[INSTRUCTIONS FOR THE TASK]
Copy each line of the material below that includes the string "Output".

[INFORMATION SHOWN]
____________________

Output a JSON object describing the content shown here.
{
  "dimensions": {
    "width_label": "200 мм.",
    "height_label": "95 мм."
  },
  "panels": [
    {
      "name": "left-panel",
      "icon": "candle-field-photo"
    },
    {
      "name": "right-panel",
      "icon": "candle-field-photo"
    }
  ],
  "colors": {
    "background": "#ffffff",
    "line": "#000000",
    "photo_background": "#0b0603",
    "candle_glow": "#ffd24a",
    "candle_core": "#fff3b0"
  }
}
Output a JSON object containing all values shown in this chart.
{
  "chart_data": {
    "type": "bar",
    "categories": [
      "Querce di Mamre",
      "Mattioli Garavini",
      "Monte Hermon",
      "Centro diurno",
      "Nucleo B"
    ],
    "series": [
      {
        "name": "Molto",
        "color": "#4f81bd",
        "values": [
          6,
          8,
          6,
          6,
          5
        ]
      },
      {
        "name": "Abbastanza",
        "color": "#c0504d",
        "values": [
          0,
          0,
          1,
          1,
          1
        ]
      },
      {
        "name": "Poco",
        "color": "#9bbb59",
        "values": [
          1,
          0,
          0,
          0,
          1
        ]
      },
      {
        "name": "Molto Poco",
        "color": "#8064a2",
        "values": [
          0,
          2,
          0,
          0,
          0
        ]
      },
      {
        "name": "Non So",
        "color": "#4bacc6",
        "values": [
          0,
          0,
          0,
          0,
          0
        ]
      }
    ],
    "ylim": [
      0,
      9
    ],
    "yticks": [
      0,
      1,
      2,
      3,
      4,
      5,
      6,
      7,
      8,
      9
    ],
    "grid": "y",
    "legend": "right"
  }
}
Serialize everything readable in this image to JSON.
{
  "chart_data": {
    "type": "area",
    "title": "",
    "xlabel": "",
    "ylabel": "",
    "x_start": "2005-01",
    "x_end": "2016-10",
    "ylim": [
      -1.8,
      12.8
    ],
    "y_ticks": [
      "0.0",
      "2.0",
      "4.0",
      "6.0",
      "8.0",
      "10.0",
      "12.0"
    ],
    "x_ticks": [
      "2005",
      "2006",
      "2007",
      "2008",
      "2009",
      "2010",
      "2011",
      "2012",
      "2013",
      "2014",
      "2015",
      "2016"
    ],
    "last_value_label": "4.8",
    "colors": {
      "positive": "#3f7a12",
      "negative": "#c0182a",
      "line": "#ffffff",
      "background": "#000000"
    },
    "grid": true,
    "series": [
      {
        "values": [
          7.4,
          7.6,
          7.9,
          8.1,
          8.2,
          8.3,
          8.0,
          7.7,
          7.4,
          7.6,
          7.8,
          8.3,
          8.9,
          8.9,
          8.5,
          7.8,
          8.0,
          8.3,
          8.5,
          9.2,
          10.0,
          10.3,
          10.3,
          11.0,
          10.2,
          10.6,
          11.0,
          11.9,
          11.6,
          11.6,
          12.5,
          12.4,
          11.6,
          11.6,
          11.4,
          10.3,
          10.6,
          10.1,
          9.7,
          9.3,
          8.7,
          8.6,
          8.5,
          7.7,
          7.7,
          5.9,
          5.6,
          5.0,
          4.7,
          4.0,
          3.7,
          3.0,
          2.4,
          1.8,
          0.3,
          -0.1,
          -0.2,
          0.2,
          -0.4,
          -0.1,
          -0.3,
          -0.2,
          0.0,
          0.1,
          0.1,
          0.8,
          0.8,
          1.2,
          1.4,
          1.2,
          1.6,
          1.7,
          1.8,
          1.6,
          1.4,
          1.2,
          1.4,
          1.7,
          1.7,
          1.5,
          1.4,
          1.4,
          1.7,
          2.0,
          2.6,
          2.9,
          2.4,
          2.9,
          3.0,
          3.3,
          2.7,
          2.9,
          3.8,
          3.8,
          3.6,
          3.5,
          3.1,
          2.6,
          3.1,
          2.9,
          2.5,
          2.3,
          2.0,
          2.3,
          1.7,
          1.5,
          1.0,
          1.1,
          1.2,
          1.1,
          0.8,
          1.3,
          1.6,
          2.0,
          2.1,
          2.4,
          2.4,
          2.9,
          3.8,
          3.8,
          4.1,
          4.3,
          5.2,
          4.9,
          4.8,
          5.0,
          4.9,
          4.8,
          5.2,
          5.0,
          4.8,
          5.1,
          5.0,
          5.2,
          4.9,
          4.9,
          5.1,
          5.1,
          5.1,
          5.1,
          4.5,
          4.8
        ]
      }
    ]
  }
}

____________________

[RIGHT ANSWER]
Output a JSON object describing the content shown here.
Output a JSON object containing all values shown in this chart.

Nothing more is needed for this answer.